Instruction:
Scan the records below. List lines holding "html".

○ ○ ○

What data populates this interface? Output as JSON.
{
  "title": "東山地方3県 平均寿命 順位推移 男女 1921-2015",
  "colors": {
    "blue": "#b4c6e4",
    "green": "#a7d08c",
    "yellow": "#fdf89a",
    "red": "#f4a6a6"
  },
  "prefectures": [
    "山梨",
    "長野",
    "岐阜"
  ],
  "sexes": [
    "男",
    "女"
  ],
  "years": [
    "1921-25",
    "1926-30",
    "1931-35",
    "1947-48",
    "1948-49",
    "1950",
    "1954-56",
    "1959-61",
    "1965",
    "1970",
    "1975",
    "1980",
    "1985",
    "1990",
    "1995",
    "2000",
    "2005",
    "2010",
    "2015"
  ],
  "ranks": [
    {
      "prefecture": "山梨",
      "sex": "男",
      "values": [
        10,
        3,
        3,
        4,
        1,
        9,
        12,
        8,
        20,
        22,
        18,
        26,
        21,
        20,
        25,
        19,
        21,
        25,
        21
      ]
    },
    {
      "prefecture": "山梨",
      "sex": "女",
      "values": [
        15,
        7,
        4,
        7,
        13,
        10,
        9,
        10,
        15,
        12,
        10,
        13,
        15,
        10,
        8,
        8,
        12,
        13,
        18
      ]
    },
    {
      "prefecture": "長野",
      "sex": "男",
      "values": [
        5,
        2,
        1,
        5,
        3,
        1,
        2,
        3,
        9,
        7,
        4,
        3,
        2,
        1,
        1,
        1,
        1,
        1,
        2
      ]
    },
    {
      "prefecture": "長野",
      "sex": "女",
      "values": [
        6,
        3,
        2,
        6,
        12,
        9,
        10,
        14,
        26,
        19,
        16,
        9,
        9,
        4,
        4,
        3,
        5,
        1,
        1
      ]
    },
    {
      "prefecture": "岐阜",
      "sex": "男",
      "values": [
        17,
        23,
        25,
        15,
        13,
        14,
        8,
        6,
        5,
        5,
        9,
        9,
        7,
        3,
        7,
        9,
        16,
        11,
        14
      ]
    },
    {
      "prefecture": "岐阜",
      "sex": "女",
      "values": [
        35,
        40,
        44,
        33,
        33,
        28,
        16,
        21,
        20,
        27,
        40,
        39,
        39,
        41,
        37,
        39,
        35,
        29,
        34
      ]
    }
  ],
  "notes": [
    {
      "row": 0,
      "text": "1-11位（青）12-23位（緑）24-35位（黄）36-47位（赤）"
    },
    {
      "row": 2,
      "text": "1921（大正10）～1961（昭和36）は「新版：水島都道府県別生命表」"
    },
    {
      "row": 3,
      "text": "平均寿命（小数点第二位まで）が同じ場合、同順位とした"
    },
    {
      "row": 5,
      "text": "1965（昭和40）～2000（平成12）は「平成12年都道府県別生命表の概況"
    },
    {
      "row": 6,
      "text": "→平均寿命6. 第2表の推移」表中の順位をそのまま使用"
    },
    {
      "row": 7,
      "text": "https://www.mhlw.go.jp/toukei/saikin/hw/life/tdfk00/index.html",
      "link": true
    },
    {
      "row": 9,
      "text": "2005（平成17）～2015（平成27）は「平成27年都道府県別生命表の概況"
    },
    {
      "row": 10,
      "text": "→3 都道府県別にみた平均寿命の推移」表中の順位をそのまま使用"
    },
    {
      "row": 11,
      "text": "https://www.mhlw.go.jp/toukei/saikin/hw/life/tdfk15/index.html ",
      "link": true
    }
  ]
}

○ ○ ○

Solution to this task:
      "text": "https://www.mhlw.go.jp/toukei/saikin/hw/life/tdfk00/index.html",
      "text": "https://www.mhlw.go.jp/toukei/saikin/hw/life/tdfk15/index.html ",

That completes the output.